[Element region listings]
··········

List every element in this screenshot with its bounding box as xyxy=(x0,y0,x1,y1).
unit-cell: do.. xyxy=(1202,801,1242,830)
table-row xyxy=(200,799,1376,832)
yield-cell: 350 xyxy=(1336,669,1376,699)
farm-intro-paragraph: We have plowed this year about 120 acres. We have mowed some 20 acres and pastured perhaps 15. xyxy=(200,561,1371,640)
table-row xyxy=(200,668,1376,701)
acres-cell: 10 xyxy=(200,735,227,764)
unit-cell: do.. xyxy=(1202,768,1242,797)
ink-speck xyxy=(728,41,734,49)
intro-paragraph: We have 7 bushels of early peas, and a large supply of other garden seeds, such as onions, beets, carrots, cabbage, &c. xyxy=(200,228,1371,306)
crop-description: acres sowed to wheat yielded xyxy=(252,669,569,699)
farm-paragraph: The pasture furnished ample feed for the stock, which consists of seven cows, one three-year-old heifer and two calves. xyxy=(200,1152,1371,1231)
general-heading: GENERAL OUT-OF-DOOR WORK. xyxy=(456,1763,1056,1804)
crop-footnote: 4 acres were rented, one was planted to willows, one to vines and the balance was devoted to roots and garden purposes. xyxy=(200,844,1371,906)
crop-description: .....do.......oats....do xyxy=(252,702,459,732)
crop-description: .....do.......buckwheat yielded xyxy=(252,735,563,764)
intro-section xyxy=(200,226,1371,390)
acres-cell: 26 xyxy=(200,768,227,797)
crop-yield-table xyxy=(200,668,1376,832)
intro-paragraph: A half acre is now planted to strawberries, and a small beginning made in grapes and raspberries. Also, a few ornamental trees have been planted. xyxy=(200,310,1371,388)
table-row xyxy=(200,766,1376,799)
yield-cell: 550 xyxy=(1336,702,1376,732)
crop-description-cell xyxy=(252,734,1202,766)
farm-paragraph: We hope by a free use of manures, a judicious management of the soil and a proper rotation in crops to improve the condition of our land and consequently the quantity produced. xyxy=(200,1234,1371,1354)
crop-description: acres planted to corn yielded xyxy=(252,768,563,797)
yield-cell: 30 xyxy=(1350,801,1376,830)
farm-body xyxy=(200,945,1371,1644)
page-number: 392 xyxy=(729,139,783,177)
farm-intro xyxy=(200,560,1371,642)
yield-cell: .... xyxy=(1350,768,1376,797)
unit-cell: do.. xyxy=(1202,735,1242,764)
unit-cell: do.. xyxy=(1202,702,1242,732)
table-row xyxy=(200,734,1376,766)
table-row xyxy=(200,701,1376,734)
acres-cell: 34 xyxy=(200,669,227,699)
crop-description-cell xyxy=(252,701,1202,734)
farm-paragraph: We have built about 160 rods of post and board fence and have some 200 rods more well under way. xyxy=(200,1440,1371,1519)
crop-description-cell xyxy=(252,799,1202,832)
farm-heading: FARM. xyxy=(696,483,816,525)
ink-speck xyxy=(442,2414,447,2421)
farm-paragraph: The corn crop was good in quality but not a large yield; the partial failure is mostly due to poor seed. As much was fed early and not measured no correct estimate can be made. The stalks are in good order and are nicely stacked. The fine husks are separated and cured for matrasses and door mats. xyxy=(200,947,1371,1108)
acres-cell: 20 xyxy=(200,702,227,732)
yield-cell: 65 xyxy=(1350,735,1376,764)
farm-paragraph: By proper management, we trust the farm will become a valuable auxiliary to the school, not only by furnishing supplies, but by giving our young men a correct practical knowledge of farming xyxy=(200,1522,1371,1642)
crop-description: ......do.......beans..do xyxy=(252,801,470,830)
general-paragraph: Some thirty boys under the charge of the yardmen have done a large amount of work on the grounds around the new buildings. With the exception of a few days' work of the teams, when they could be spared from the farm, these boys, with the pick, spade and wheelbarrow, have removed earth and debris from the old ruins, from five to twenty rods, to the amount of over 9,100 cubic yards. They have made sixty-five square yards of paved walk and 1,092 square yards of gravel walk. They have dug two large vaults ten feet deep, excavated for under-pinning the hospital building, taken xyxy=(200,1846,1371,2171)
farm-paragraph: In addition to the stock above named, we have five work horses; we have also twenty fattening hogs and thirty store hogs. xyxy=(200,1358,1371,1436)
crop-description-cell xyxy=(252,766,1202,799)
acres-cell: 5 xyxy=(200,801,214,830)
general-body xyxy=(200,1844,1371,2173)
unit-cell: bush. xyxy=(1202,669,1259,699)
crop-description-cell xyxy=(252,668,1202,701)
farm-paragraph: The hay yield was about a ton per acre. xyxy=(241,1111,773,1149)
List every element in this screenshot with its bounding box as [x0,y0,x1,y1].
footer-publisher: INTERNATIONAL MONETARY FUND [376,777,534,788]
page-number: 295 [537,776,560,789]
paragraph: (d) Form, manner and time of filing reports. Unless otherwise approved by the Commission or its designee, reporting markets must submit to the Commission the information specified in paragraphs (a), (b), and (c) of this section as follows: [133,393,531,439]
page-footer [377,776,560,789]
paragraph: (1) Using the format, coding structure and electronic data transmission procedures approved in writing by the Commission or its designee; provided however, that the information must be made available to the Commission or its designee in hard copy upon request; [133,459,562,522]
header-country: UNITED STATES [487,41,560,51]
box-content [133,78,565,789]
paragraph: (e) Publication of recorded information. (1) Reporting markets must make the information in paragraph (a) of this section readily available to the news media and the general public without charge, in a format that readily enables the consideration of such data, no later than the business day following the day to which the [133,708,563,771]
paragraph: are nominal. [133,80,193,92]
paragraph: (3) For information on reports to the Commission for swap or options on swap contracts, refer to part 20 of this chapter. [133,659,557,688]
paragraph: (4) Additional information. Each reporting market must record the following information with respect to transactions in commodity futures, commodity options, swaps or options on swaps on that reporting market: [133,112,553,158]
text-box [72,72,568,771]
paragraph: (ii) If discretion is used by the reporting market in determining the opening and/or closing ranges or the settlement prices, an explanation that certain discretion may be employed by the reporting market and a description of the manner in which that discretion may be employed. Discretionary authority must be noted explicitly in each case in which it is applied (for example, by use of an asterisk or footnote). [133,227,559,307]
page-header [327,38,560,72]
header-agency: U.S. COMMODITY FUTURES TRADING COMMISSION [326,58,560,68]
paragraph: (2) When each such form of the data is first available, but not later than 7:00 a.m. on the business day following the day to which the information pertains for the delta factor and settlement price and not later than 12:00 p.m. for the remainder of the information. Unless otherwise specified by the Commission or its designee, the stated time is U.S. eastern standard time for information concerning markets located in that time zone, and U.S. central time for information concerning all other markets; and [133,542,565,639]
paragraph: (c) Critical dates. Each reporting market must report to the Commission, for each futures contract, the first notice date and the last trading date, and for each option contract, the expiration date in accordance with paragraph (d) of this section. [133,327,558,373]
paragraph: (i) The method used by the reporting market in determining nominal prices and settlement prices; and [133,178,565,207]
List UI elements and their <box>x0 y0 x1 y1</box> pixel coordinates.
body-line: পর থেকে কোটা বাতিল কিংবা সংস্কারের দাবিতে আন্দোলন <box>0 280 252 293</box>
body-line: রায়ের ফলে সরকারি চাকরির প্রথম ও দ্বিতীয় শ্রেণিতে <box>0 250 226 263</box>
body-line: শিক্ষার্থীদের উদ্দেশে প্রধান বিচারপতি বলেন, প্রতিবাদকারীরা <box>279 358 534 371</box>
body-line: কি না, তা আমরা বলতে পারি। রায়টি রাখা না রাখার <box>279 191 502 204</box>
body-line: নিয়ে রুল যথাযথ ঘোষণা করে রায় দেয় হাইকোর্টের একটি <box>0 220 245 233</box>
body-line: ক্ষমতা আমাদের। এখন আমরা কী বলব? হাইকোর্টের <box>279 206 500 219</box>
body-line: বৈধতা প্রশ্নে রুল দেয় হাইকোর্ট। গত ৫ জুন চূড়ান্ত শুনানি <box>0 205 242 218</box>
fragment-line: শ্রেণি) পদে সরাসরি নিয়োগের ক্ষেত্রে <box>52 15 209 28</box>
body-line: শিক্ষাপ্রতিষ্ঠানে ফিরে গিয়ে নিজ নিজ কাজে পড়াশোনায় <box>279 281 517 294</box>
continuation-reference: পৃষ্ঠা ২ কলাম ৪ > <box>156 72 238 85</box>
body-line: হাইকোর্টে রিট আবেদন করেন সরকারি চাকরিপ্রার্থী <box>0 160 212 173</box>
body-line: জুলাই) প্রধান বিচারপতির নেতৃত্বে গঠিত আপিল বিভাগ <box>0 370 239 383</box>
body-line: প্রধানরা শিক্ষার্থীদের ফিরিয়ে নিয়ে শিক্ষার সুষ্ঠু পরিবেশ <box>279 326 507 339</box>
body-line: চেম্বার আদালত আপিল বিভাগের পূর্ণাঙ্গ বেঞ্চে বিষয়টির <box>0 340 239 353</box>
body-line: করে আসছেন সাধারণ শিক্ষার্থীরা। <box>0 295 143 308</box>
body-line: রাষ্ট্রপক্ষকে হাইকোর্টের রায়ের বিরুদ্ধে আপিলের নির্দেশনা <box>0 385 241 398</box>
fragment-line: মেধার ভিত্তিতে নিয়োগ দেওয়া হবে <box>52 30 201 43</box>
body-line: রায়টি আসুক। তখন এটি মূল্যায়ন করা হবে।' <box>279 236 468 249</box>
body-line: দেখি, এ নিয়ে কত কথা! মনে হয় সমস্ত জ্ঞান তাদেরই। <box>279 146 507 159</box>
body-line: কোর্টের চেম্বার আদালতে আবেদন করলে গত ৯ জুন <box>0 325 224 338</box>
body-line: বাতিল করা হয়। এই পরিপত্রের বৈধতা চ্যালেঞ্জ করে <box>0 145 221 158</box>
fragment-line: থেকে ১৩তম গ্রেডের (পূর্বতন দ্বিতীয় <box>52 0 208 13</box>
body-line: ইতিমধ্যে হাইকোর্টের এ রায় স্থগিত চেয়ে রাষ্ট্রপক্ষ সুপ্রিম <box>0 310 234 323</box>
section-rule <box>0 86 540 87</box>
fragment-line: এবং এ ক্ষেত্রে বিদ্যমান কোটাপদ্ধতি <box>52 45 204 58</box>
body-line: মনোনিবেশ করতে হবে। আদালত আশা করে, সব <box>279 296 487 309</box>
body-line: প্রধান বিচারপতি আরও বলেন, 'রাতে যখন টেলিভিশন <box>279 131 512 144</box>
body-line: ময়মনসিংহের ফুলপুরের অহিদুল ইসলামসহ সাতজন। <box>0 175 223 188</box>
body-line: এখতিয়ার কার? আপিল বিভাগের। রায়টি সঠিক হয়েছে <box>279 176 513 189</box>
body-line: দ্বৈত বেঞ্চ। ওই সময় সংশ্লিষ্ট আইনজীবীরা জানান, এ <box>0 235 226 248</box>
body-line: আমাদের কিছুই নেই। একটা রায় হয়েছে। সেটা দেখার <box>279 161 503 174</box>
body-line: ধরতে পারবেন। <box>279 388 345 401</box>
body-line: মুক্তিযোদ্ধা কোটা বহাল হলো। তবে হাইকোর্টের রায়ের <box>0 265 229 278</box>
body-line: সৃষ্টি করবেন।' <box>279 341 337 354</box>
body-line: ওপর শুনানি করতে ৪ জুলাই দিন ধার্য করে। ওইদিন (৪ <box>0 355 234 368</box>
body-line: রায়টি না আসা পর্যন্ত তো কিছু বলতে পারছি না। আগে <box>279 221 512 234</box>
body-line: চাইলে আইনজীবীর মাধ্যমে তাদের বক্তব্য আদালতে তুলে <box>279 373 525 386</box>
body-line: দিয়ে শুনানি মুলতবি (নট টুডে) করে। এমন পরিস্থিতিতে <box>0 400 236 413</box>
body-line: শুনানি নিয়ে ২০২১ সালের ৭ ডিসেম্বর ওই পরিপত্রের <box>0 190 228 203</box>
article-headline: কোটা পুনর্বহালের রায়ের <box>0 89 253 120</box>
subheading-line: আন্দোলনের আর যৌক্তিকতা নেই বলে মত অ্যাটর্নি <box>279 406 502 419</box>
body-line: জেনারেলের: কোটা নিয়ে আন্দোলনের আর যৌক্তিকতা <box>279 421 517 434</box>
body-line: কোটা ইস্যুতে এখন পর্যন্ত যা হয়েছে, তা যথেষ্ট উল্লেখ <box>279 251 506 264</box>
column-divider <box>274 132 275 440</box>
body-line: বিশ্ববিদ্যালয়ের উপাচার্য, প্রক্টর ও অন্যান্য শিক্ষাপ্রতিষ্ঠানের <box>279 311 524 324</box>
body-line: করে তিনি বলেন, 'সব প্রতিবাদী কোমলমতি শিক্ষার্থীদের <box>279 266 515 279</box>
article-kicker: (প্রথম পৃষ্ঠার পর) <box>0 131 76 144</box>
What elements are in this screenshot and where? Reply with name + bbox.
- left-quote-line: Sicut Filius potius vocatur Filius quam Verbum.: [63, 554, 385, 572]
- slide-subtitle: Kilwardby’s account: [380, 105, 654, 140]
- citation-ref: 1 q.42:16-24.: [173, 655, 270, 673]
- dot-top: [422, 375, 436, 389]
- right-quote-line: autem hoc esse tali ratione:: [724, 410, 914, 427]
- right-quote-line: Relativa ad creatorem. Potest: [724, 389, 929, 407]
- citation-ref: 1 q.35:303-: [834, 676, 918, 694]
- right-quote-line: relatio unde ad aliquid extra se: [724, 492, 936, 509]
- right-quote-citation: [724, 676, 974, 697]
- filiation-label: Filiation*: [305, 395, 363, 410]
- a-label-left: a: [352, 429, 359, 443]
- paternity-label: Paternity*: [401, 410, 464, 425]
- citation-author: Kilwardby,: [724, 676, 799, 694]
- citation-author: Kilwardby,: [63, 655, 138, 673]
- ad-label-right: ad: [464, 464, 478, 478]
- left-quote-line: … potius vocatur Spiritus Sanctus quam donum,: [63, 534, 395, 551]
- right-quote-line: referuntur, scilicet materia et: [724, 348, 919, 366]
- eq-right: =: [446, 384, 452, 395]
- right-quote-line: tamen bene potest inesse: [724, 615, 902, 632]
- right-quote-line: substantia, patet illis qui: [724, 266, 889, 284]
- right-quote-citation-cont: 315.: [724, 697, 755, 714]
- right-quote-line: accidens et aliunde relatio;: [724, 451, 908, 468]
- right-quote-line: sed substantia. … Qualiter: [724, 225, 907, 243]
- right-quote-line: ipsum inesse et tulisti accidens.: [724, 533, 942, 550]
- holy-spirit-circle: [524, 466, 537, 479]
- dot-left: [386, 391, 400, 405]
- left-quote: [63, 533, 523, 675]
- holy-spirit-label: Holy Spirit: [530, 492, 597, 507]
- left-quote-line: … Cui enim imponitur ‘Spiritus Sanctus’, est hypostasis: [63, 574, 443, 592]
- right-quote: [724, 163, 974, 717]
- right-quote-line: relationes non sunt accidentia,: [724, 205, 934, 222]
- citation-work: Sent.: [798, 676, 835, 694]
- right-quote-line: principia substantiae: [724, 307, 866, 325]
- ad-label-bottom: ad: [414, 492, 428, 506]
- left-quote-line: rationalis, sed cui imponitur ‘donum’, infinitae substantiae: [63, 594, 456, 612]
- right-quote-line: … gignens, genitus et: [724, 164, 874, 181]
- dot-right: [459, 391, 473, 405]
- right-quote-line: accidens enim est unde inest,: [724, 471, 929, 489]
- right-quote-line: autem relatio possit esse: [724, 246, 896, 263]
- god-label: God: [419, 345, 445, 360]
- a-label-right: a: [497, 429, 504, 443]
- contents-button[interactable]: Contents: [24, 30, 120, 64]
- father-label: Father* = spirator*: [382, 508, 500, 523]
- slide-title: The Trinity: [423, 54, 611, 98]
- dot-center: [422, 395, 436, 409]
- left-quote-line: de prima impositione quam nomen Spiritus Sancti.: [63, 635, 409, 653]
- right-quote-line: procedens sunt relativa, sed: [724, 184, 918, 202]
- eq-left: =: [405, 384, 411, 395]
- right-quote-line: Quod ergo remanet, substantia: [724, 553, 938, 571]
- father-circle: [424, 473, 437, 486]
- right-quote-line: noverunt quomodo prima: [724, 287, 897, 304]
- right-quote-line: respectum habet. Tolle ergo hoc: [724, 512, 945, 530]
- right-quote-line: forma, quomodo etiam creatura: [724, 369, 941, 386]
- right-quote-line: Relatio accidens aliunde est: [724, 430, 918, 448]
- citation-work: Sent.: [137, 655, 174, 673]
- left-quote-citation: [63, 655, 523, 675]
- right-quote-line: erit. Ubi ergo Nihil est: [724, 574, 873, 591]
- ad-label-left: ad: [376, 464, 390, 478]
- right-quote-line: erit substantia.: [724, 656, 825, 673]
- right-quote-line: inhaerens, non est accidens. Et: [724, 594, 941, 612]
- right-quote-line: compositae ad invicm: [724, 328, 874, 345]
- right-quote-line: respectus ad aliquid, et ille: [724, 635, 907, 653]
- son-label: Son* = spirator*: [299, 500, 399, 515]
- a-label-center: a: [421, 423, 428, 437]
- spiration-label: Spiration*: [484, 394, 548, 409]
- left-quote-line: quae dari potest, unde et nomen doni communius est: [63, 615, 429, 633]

··········

### Problem description
Transcribe the material word for word, from its first line through the line that contains "yield-cell: .... xyxy=(1350,768,1376,797)", including both of those lines.

### The reply
List every element in this screenshot with its bounding box as xyxy=(x0,y0,x1,y1).
unit-cell: do.. xyxy=(1202,801,1242,830)
table-row xyxy=(200,799,1376,832)
yield-cell: 350 xyxy=(1336,669,1376,699)
farm-intro-paragraph: We have plowed this year about 120 acres. We have mowed some 20 acres and pastured perhaps 15. xyxy=(200,561,1371,640)
table-row xyxy=(200,668,1376,701)
acres-cell: 10 xyxy=(200,735,227,764)
unit-cell: do.. xyxy=(1202,768,1242,797)
ink-speck xyxy=(728,41,734,49)
intro-paragraph: We have 7 bushels of early peas, and a large supply of other garden seeds, such as onions, beets, carrots, cabbage, &c. xyxy=(200,228,1371,306)
crop-description: acres sowed to wheat yielded xyxy=(252,669,569,699)
farm-paragraph: The pasture furnished ample feed for the stock, which consists of seven cows, one three-year-old heifer and two calves. xyxy=(200,1152,1371,1231)
general-heading: GENERAL OUT-OF-DOOR WORK. xyxy=(456,1763,1056,1804)
crop-footnote: 4 acres were rented, one was planted to willows, one to vines and the balance was devoted to roots and garden purposes. xyxy=(200,844,1371,906)
crop-description: .....do.......oats....do xyxy=(252,702,459,732)
crop-description: .....do.......buckwheat yielded xyxy=(252,735,563,764)
intro-section xyxy=(200,226,1371,390)
acres-cell: 26 xyxy=(200,768,227,797)
crop-yield-table xyxy=(200,668,1376,832)
intro-paragraph: A half acre is now planted to strawberries, and a small beginning made in grapes and raspberries. Also, a few ornamental trees have been planted. xyxy=(200,310,1371,388)
table-row xyxy=(200,766,1376,799)
yield-cell: 550 xyxy=(1336,702,1376,732)
crop-description-cell xyxy=(252,734,1202,766)
farm-paragraph: We hope by a free use of manures, a judicious management of the soil and a proper rotation in crops to improve the condition of our land and consequently the quantity produced. xyxy=(200,1234,1371,1354)
crop-description: acres planted to corn yielded xyxy=(252,768,563,797)
yield-cell: 30 xyxy=(1350,801,1376,830)
farm-body xyxy=(200,945,1371,1644)
page-number: 392 xyxy=(729,139,783,177)
farm-intro xyxy=(200,560,1371,642)
yield-cell: .... xyxy=(1350,768,1376,797)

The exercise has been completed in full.